*Items*:
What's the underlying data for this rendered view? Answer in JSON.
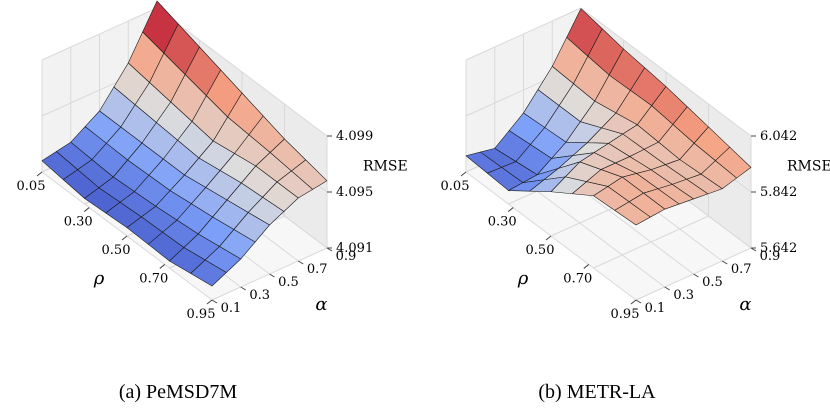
{
  "chart_data": [
    {
      "type": "surface3d",
      "caption": "(a) PeMSD7M",
      "xlabel": "ρ",
      "ylabel": "α",
      "zlabel": "RMSE",
      "x_ticks": [
        "0.05",
        "0.30",
        "0.50",
        "0.70",
        "0.95"
      ],
      "y_ticks": [
        "0.1",
        "0.3",
        "0.5",
        "0.7",
        "0.9"
      ],
      "z_ticks": [
        "4.091",
        "4.095",
        "4.099"
      ],
      "zlim": [
        4.091,
        4.099
      ],
      "x": [
        0.05,
        0.3,
        0.5,
        0.7,
        0.95
      ],
      "y": [
        0.1,
        0.3,
        0.5,
        0.7,
        0.9
      ],
      "z": [
        [
          4.0918,
          4.0922,
          4.0935,
          4.096,
          4.0995
        ],
        [
          4.0914,
          4.092,
          4.0935,
          4.0955,
          4.0985
        ],
        [
          4.0916,
          4.0922,
          4.0935,
          4.095,
          4.0975
        ],
        [
          4.0915,
          4.0925,
          4.094,
          4.0955,
          4.0965
        ],
        [
          4.092,
          4.093,
          4.0945,
          4.0955,
          4.0958
        ]
      ]
    },
    {
      "type": "surface3d",
      "caption": "(b) METR-LA",
      "xlabel": "ρ",
      "ylabel": "α",
      "zlabel": "RMSE",
      "x_ticks": [
        "0.05",
        "0.30",
        "0.50",
        "0.70",
        "0.95"
      ],
      "y_ticks": [
        "0.1",
        "0.3",
        "0.5",
        "0.7",
        "0.9"
      ],
      "z_ticks": [
        "5.642",
        "5.842",
        "6.042"
      ],
      "zlim": [
        5.642,
        6.042
      ],
      "x": [
        0.05,
        0.3,
        0.5,
        0.7,
        0.95
      ],
      "y": [
        0.1,
        0.3,
        0.5,
        0.7,
        0.9
      ],
      "z": [
        [
          5.7,
          5.68,
          5.76,
          5.88,
          6.04
        ],
        [
          5.69,
          5.7,
          5.77,
          5.87,
          6.01
        ],
        [
          5.8,
          5.86,
          5.88,
          5.9,
          5.99
        ],
        [
          5.9,
          5.92,
          5.9,
          5.89,
          5.96
        ],
        [
          5.91,
          5.92,
          5.91,
          5.9,
          5.93
        ]
      ]
    }
  ]
}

*Aim*: Write out the listing word for word, omitting the pictures it holds.

*Solution for this problem*:
What's the underlying data for this rendered view? Answer in JSON.
{
  "chart_data": [
    {
      "type": "surface3d",
      "caption": "(a) PeMSD7M",
      "xlabel": "ρ",
      "ylabel": "α",
      "zlabel": "RMSE",
      "x_ticks": [
        "0.05",
        "0.30",
        "0.50",
        "0.70",
        "0.95"
      ],
      "y_ticks": [
        "0.1",
        "0.3",
        "0.5",
        "0.7",
        "0.9"
      ],
      "z_ticks": [
        "4.091",
        "4.095",
        "4.099"
      ],
      "zlim": [
        4.091,
        4.099
      ],
      "x": [
        0.05,
        0.3,
        0.5,
        0.7,
        0.95
      ],
      "y": [
        0.1,
        0.3,
        0.5,
        0.7,
        0.9
      ],
      "z": [
        [
          4.0918,
          4.0922,
          4.0935,
          4.096,
          4.0995
        ],
        [
          4.0914,
          4.092,
          4.0935,
          4.0955,
          4.0985
        ],
        [
          4.0916,
          4.0922,
          4.0935,
          4.095,
          4.0975
        ],
        [
          4.0915,
          4.0925,
          4.094,
          4.0955,
          4.0965
        ],
        [
          4.092,
          4.093,
          4.0945,
          4.0955,
          4.0958
        ]
      ]
    },
    {
      "type": "surface3d",
      "caption": "(b) METR-LA",
      "xlabel": "ρ",
      "ylabel": "α",
      "zlabel": "RMSE",
      "x_ticks": [
        "0.05",
        "0.30",
        "0.50",
        "0.70",
        "0.95"
      ],
      "y_ticks": [
        "0.1",
        "0.3",
        "0.5",
        "0.7",
        "0.9"
      ],
      "z_ticks": [
        "5.642",
        "5.842",
        "6.042"
      ],
      "zlim": [
        5.642,
        6.042
      ],
      "x": [
        0.05,
        0.3,
        0.5,
        0.7,
        0.95
      ],
      "y": [
        0.1,
        0.3,
        0.5,
        0.7,
        0.9
      ],
      "z": [
        [
          5.7,
          5.68,
          5.76,
          5.88,
          6.04
        ],
        [
          5.69,
          5.7,
          5.77,
          5.87,
          6.01
        ],
        [
          5.8,
          5.86,
          5.88,
          5.9,
          5.99
        ],
        [
          5.9,
          5.92,
          5.9,
          5.89,
          5.96
        ],
        [
          5.91,
          5.92,
          5.91,
          5.9,
          5.93
        ]
      ]
    }
  ]
}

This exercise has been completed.